#### Working data ####

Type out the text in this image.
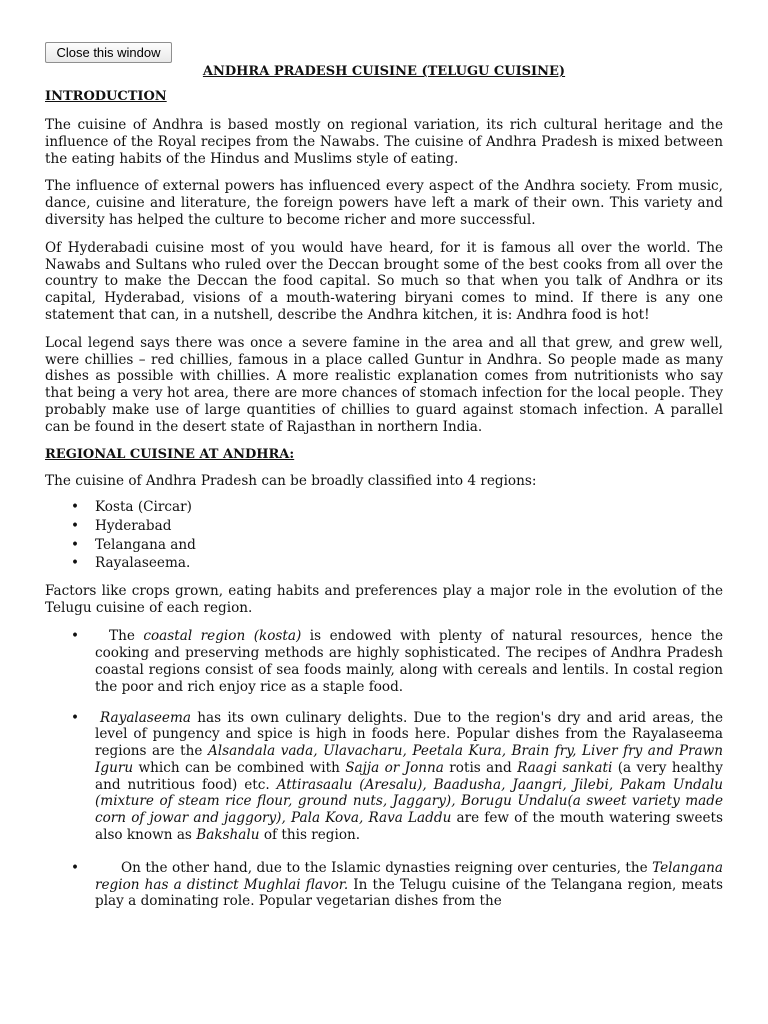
Close this window
ANDHRA PRADESH CUISINE (TELUGU CUISINE)
INTRODUCTION

The cuisine of Andhra is based mostly on regional variation, its rich cultural heritage and the influence of the Royal recipes from the Nawabs. The cuisine of Andhra Pradesh is mixed between the eating habits of the Hindus and Muslims style of eating.

The influence of external powers has influenced every aspect of the Andhra society. From music, dance, cuisine and literature, the foreign powers have left a mark of their own. This variety and diversity has helped the culture to become richer and more successful.

Of Hyderabadi cuisine most of you would have heard, for it is famous all over the world. The Nawabs and Sultans who ruled over the Deccan brought some of the best cooks from all over the country to make the Deccan the food capital. So much so that when you talk of Andhra or its capital, Hyderabad, visions of a mouth-watering biryani comes to mind. If there is any one statement that can, in a nutshell, describe the Andhra kitchen, it is: Andhra food is hot!

Local legend says there was once a severe famine in the area and all that grew, and grew well, were chillies – red chillies, famous in a place called Guntur in Andhra. So people made as many dishes as possible with chillies. A more realistic explanation comes from nutritionists who say that being a very hot area, there are more chances of stomach infection for the local people. They probably make use of large quantities of chillies to guard against stomach infection. A parallel can be found in the desert state of Rajasthan in northern India.

REGIONAL CUISINE AT ANDHRA:

The cuisine of Andhra Pradesh can be broadly classified into 4 regions:

• Kosta (Circar)
• Hyderabad
• Telangana and
• Rayalaseema.

Factors like crops grown, eating habits and preferences play a major role in the evolution of the Telugu cuisine of each region.

• The coastal region (kosta) is endowed with plenty of natural resources, hence the cooking and preserving methods are highly sophisticated. The recipes of Andhra Pradesh coastal regions consist of sea foods mainly, along with cereals and lentils. In costal region the poor and rich enjoy rice as a staple food.
• Rayalaseema has its own culinary delights. Due to the region's dry and arid areas, the level of pungency and spice is high in foods here. Popular dishes from the Rayalaseema regions are the Alsandala vada, Ulavacharu, Peetala Kura, Brain fry, Liver fry and Prawn Iguru which can be combined with Sajja or Jonna rotis and Raagi sankati (a very healthy and nutritious food) etc. Attirasaalu (Aresalu), Baadusha, Jaangri, Jilebi, Pakam Undalu (mixture of steam rice flour, ground nuts, Jaggary), Borugu Undalu(a sweet variety made corn of jowar and jaggory), Pala Kova, Rava Laddu are few of the mouth watering sweets also known as Bakshalu of this region.
•	On the other hand, due to the Islamic dynasties reigning over centuries, the Telangana region has a distinct Mughlai flavor. In the Telugu cuisine of the Telangana region, meats play a dominating role. Popular vegetarian dishes from the
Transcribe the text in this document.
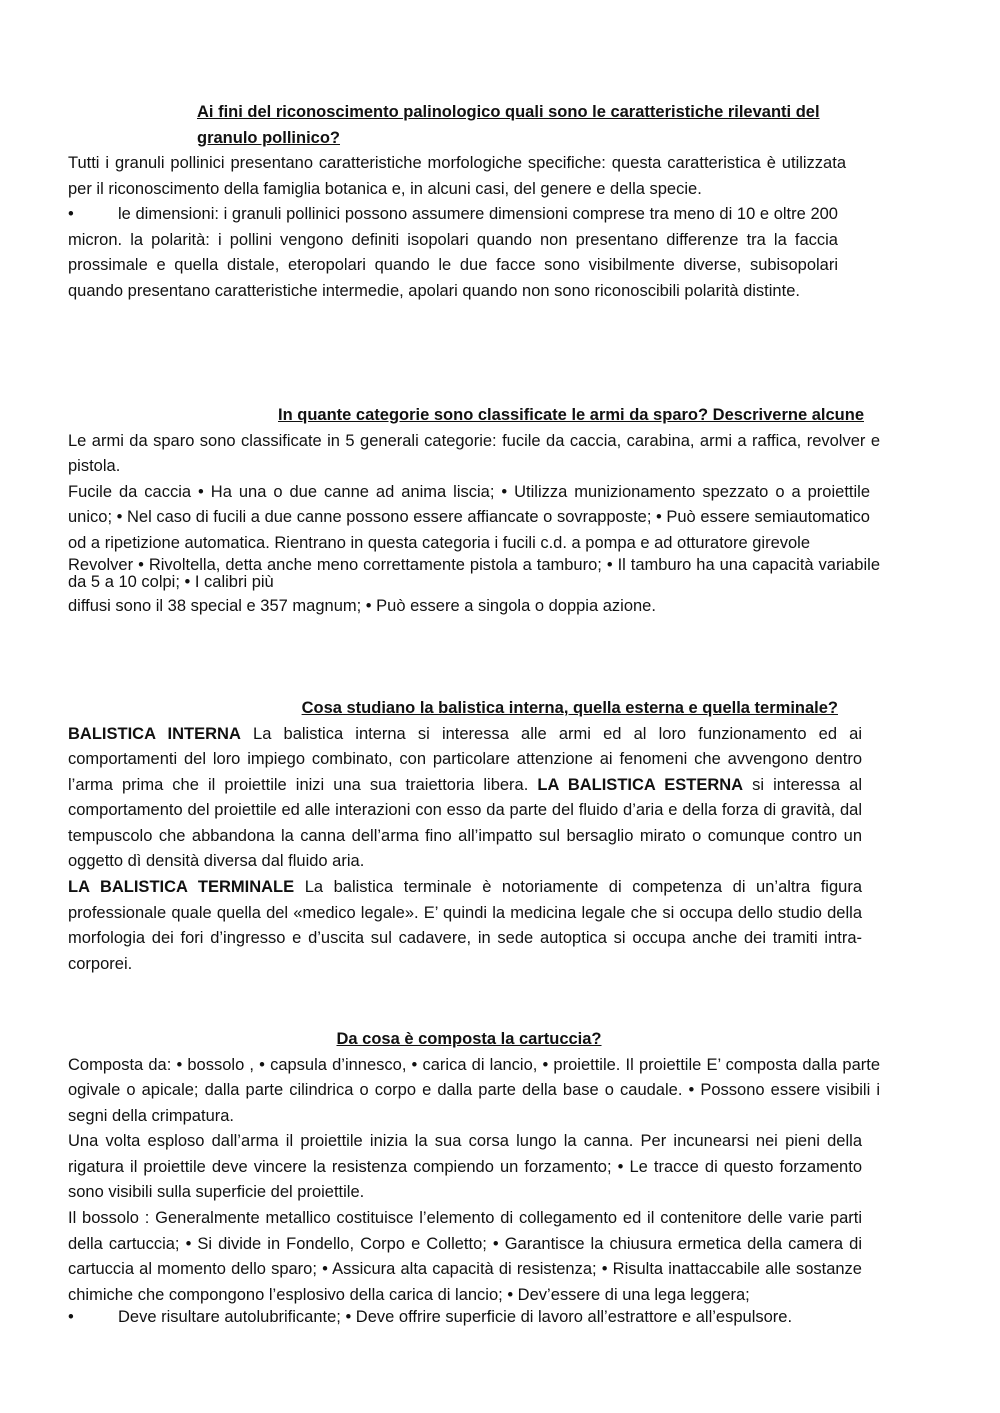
Ai fini del riconoscimento palinologico quali sono le caratteristiche rilevanti del
granulo pollinico?

Tutti i granuli pollinici presentano caratteristiche morfologiche specifiche: questa caratteristica è utilizzata per il riconoscimento della famiglia botanica e, in alcuni casi, del genere e della specie.

•	le dimensioni: i granuli pollinici possono assumere dimensioni comprese tra meno di 10 e oltre 200 micron. la polarità: i pollini vengono definiti isopolari quando non presentano differenze tra la faccia prossimale e quella distale, eteropolari quando le due facce sono visibilmente diverse, subisopolari quando presentano caratteristiche intermedie, apolari quando non sono riconoscibili polarità distinte.

In quante categorie sono classificate le armi da sparo? Descriverne alcune

Le armi da sparo sono classificate in 5 generali categorie: fucile da caccia, carabina, armi a raffica, revolver e pistola.

Fucile da caccia • Ha una o due canne ad anima liscia; • Utilizza munizionamento spezzato o a proiettile unico; • Nel caso di fucili a due canne possono essere affiancate o sovrapposte; • Può essere semiautomatico od a ripetizione automatica. Rientrano in questa categoria i fucili c.d. a pompa e ad otturatore girevole

Revolver • Rivoltella, detta anche meno correttamente pistola a tamburo; • Il tamburo ha una capacità variabile da 5 a 10 colpi; • I calibri più

diffusi sono il 38 special e 357 magnum; • Può essere a singola o doppia azione.

Cosa studiano la balistica interna, quella esterna e quella terminale?

BALISTICA INTERNA La balistica interna si interessa alle armi ed al loro funzionamento ed ai comportamenti del loro impiego combinato, con particolare attenzione ai fenomeni che avvengono dentro l’arma prima che il proiettile inizi una sua traiettoria libera. LA BALISTICA ESTERNA si interessa al comportamento del proiettile ed alle interazioni con esso da parte del fluido d’aria e della forza di gravità, dal tempuscolo che abbandona la canna dell’arma fino all’impatto sul bersaglio mirato o comunque contro un oggetto dì densità diversa dal fluido aria.
LA BALISTICA TERMINALE La balistica terminale è notoriamente di competenza di un’altra figura professionale quale quella del «medico legale». E’ quindi la medicina legale che si occupa dello studio della morfologia dei fori d’ingresso e d’uscita sul cadavere, in sede autoptica si occupa anche dei tramiti intra-corporei.

Da cosa è composta la cartuccia?

Composta da: • bossolo , • capsula d’innesco, • carica di lancio, • proiettile. Il proiettile E’ composta dalla parte ogivale o apicale; dalla parte cilindrica o corpo e dalla parte della base o caudale. • Possono essere visibili i segni della crimpatura.

Una volta esploso dall’arma il proiettile inizia la sua corsa lungo la canna. Per incunearsi nei pieni della rigatura il proiettile deve vincere la resistenza compiendo un forzamento; • Le tracce di questo forzamento sono visibili sulla superficie del proiettile.

Il bossolo : Generalmente metallico costituisce l’elemento di collegamento ed il contenitore delle varie parti della cartuccia; • Si divide in Fondello, Corpo e Colletto; • Garantisce la chiusura ermetica della camera di cartuccia al momento dello sparo; • Assicura alta capacità di resistenza; • Risulta inattaccabile alle sostanze chimiche che compongono l’esplosivo della carica di lancio; • Dev’essere di una lega leggera;

•	Deve risultare autolubrificante; • Deve offrire superficie di lavoro all’estrattore e all’espulsore.
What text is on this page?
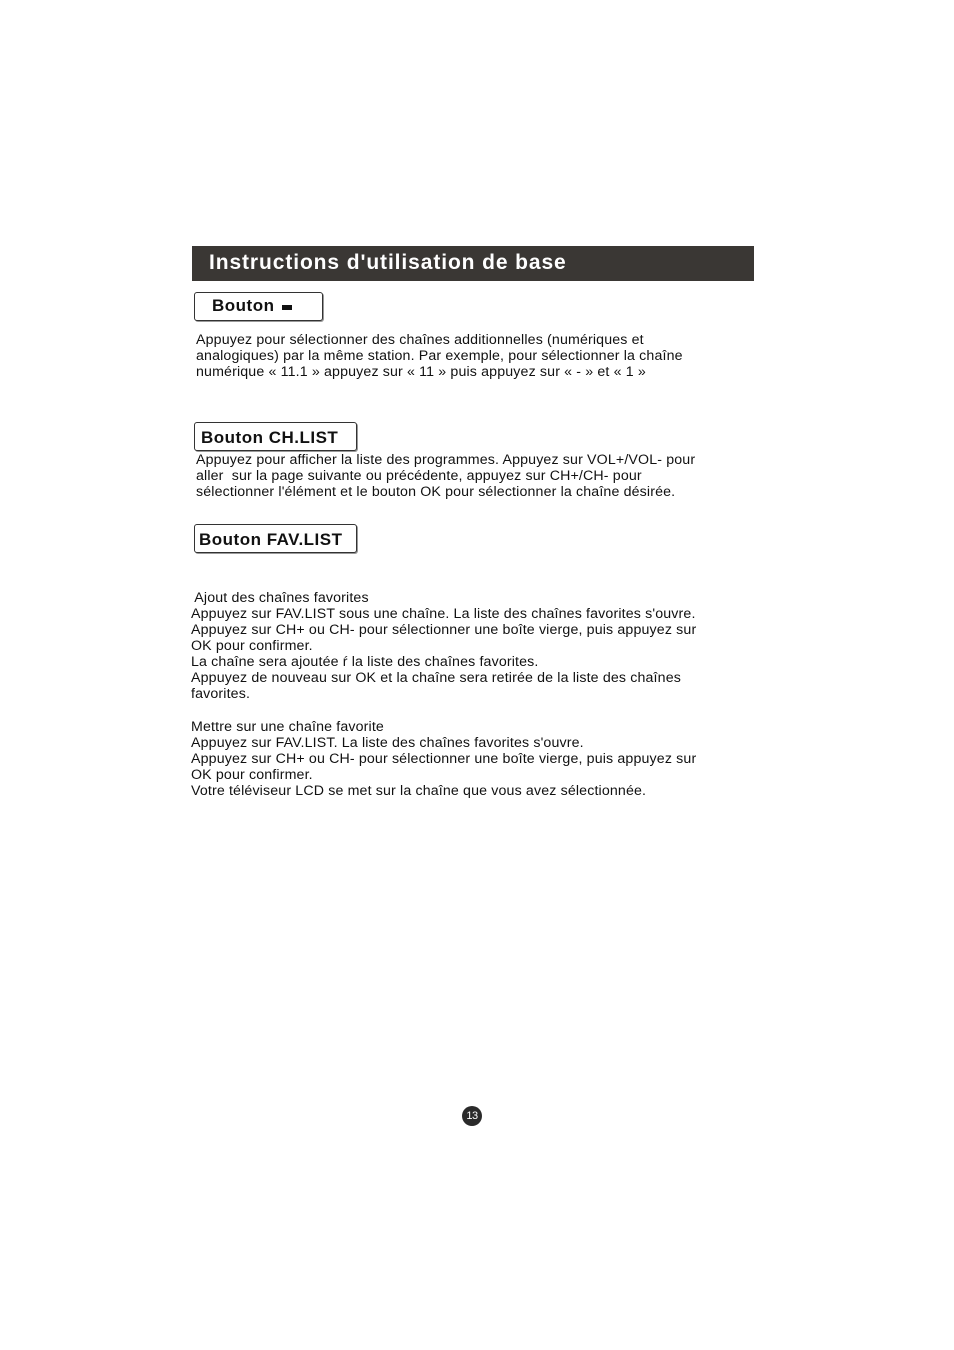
Instructions d'utilisation de base
Bouton
Appuyez pour sélectionner des chaînes additionnelles (numériques et
analogiques) par la même station. Par exemple, pour sélectionner la chaîne
numérique « 11.1 » appuyez sur « 11 » puis appuyez sur « - » et « 1 »
Bouton CH.LIST
Appuyez pour afficher la liste des programmes. Appuyez sur VOL+/VOL- pour
aller  sur la page suivante ou précédente, appuyez sur CH+/CH- pour
sélectionner l'élément et le bouton OK pour sélectionner la chaîne désirée.
Bouton FAV.LIST
Ajout des chaînes favorites
Appuyez sur FAV.LIST sous une chaîne. La liste des chaînes favorites s'ouvre.
Appuyez sur CH+ ou CH- pour sélectionner une boîte vierge, puis appuyez sur
OK pour confirmer.
La chaîne sera ajoutée ŕ la liste des chaînes favorites.
Appuyez de nouveau sur OK et la chaîne sera retirée de la liste des chaînes
favorites.
Mettre sur une chaîne favorite
Appuyez sur FAV.LIST. La liste des chaînes favorites s'ouvre.
Appuyez sur CH+ ou CH- pour sélectionner une boîte vierge, puis appuyez sur
OK pour confirmer.
Votre téléviseur LCD se met sur la chaîne que vous avez sélectionnée.
13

####

What is the number of lines above that hold the string "anche"? Answer with that number alone.

2